[Data excerpts]
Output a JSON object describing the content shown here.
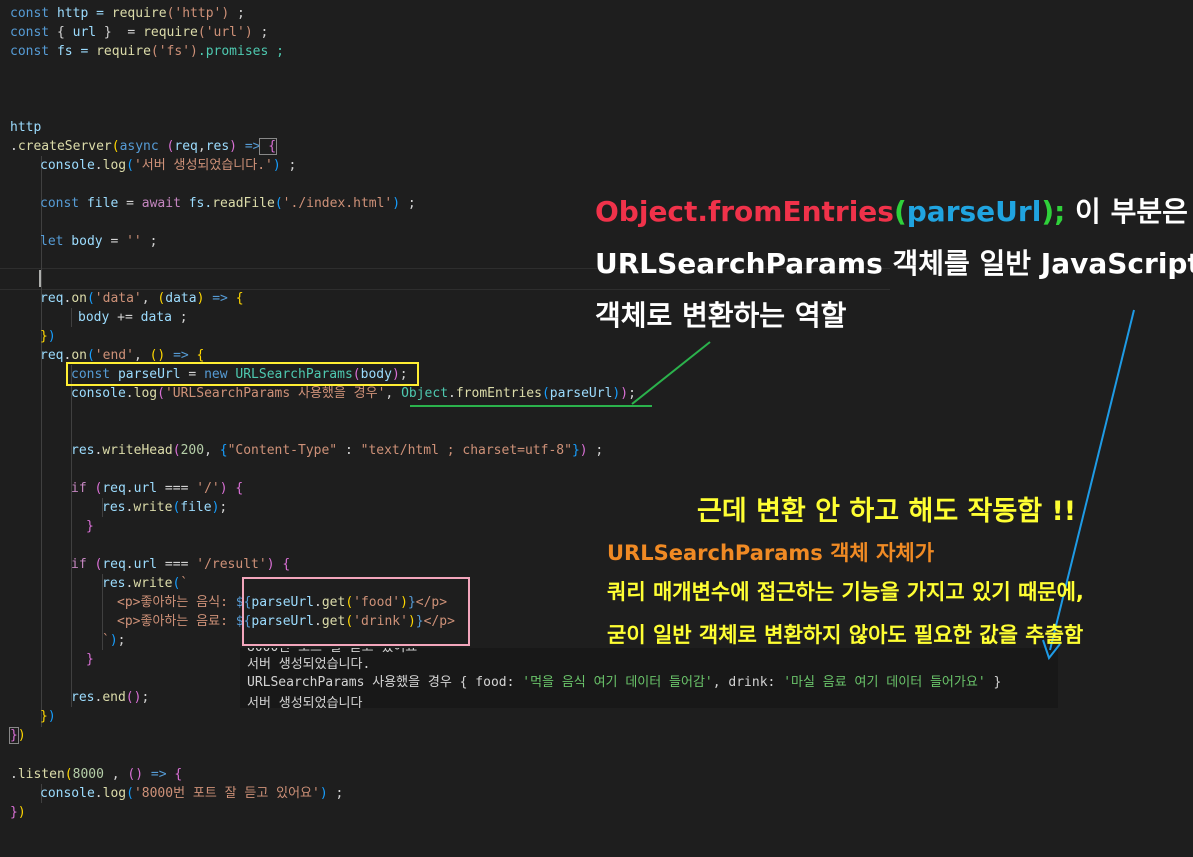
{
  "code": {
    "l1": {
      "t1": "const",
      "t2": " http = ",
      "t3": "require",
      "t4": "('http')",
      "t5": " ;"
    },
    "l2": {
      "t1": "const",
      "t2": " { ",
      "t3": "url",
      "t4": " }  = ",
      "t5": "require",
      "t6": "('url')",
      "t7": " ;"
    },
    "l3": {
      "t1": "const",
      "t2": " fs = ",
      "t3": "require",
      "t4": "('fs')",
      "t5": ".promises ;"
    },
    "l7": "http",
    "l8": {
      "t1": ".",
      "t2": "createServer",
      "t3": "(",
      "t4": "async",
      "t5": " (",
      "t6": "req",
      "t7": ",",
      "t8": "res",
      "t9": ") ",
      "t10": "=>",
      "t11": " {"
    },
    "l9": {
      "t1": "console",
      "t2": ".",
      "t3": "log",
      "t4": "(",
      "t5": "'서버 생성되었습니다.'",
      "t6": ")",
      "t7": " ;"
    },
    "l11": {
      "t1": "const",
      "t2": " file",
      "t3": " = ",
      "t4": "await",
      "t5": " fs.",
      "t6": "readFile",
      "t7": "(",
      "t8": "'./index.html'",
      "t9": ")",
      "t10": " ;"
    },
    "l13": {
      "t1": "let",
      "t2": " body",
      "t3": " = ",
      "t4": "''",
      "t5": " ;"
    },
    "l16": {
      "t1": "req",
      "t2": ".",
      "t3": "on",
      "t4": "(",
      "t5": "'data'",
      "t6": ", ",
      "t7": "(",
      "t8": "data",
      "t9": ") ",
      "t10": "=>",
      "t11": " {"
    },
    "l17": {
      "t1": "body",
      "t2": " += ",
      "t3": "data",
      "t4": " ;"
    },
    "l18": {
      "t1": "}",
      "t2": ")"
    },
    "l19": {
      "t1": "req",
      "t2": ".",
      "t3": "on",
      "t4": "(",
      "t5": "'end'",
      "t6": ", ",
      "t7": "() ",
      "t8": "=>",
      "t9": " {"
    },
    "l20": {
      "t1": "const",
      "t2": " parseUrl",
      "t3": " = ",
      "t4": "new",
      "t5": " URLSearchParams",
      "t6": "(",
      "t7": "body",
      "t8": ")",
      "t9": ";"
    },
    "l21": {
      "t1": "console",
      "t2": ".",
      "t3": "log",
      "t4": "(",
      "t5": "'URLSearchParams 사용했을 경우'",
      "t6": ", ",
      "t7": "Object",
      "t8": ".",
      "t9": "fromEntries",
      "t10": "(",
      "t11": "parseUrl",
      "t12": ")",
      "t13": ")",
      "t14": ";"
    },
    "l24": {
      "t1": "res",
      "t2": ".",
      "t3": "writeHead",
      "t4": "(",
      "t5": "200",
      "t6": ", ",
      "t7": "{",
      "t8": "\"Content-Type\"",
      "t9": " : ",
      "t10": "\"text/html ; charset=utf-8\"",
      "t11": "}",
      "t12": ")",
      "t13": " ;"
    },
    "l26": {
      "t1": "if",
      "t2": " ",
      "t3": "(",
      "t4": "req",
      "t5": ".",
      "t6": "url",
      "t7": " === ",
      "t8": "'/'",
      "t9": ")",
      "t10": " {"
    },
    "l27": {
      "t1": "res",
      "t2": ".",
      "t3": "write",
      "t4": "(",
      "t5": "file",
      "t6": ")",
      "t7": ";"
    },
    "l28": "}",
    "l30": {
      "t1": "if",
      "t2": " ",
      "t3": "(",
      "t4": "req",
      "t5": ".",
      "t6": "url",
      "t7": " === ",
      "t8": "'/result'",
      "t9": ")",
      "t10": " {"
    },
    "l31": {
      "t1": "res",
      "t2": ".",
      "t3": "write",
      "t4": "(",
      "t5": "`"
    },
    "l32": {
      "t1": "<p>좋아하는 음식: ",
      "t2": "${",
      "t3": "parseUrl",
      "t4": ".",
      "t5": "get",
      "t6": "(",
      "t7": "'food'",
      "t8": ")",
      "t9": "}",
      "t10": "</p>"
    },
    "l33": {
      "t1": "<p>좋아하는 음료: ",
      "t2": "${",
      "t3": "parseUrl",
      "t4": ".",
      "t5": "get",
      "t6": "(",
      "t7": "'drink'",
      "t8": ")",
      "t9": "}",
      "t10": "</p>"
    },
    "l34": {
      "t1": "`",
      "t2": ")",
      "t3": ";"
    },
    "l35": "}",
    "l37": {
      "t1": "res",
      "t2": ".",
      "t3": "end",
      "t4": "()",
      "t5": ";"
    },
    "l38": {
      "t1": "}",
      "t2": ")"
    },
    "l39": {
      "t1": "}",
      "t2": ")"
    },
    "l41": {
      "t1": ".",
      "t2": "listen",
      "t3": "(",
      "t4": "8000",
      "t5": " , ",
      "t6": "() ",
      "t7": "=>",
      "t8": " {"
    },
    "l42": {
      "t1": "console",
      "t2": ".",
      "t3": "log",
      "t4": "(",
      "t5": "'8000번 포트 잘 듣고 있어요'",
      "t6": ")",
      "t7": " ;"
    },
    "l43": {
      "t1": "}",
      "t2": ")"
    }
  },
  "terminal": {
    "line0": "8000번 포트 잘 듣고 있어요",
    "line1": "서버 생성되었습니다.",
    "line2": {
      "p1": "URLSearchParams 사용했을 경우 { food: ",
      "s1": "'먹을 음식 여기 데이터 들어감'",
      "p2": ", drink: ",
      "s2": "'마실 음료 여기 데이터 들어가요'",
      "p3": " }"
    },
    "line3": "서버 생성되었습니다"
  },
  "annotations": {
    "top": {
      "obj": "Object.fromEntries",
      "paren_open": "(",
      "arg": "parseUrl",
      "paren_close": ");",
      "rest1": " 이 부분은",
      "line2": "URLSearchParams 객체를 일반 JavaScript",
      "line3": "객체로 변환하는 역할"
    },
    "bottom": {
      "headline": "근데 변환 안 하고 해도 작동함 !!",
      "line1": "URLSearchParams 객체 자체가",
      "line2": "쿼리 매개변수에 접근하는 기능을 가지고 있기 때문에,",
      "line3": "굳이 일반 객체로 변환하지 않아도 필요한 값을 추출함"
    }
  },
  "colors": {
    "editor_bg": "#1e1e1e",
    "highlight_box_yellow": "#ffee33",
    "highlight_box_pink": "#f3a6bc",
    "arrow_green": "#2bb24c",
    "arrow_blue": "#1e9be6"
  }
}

--

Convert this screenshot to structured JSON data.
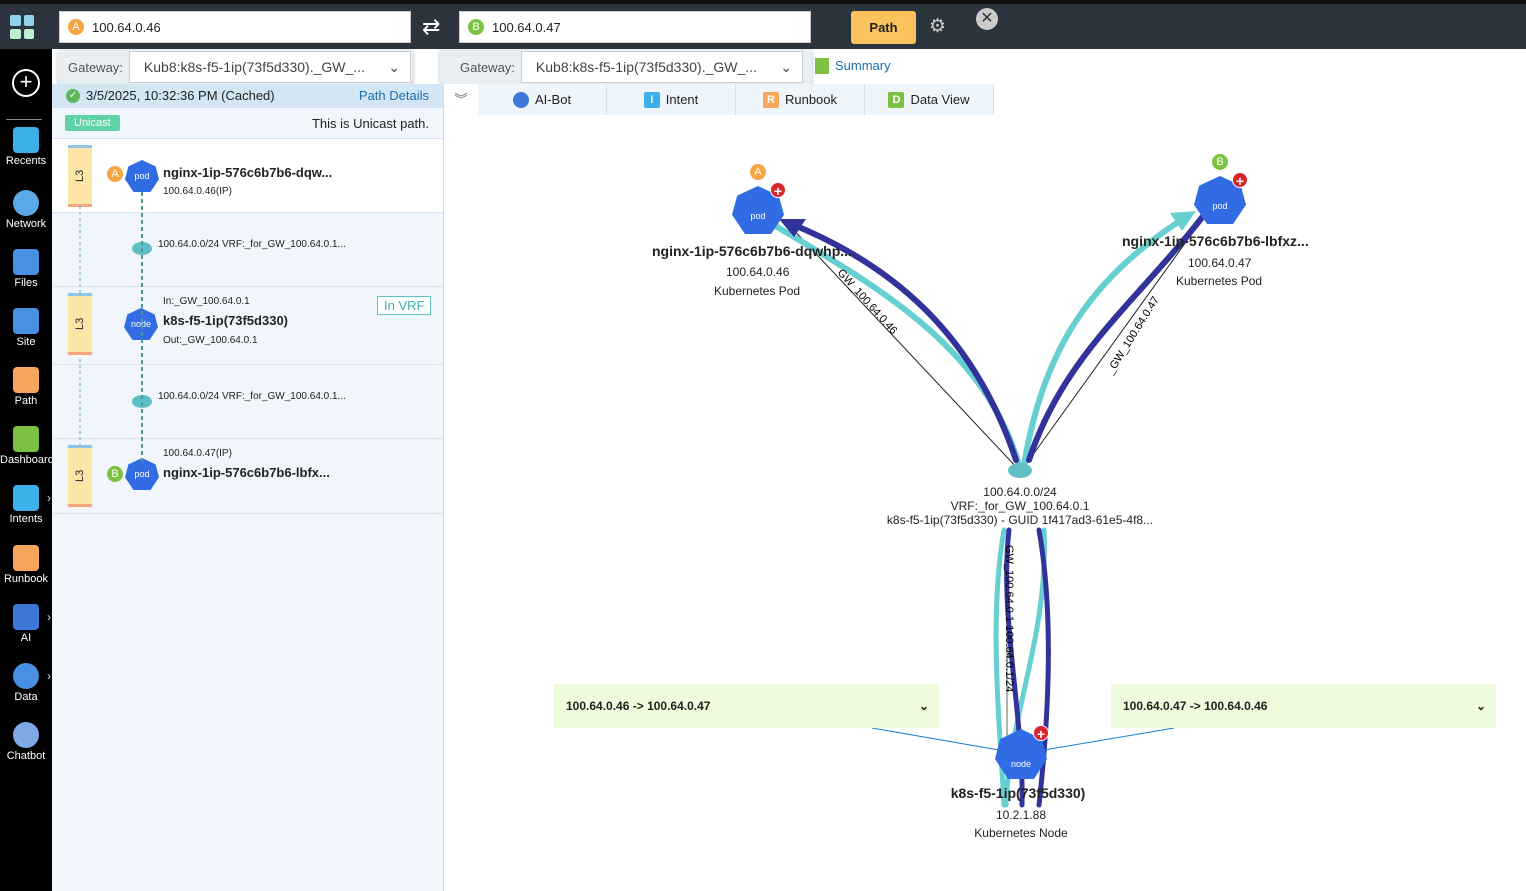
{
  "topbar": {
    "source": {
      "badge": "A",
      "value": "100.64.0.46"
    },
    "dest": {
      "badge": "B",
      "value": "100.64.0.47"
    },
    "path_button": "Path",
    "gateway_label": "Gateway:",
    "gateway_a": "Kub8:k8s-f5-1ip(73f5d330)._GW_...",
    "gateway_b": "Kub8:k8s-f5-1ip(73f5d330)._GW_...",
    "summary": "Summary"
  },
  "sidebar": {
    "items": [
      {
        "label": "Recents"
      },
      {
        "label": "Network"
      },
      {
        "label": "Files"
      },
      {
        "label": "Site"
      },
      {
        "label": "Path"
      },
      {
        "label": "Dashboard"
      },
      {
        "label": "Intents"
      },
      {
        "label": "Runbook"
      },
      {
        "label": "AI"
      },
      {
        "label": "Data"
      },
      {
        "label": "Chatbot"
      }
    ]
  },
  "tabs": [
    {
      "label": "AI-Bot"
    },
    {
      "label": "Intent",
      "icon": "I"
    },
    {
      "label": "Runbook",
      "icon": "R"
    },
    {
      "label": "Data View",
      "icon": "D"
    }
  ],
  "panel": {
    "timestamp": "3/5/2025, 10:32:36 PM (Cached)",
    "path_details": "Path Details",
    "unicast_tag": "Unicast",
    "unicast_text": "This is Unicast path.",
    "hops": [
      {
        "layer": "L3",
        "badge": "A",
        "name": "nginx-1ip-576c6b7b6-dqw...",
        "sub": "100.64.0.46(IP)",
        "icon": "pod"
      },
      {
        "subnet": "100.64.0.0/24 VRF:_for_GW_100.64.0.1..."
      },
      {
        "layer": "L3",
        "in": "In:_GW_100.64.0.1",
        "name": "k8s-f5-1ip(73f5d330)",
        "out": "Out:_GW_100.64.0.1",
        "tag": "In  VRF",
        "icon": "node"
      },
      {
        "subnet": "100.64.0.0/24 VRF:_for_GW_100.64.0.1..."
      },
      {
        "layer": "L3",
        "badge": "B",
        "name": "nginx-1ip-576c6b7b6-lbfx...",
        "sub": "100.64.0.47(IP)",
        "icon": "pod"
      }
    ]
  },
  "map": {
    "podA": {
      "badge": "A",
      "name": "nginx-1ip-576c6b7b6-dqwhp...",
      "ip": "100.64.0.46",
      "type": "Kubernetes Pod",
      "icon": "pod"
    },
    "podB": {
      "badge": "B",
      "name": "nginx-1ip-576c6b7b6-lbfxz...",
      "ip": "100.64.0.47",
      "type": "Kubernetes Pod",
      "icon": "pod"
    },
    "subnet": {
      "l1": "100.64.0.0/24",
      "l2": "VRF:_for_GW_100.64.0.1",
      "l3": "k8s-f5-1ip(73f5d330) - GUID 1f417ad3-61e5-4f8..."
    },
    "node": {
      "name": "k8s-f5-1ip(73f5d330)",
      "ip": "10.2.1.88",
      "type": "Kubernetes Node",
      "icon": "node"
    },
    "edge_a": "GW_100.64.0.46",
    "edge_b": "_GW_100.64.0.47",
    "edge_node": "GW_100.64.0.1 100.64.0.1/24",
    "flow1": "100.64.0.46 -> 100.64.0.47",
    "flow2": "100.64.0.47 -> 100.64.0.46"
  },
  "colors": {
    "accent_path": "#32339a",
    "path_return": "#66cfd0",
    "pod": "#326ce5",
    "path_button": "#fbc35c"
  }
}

Written task: Point out every line holding the string "JSON" and copy it.

Exercise response:
Output a JSON object describing the content shown here.
Convert this screenshot to structured JSON data.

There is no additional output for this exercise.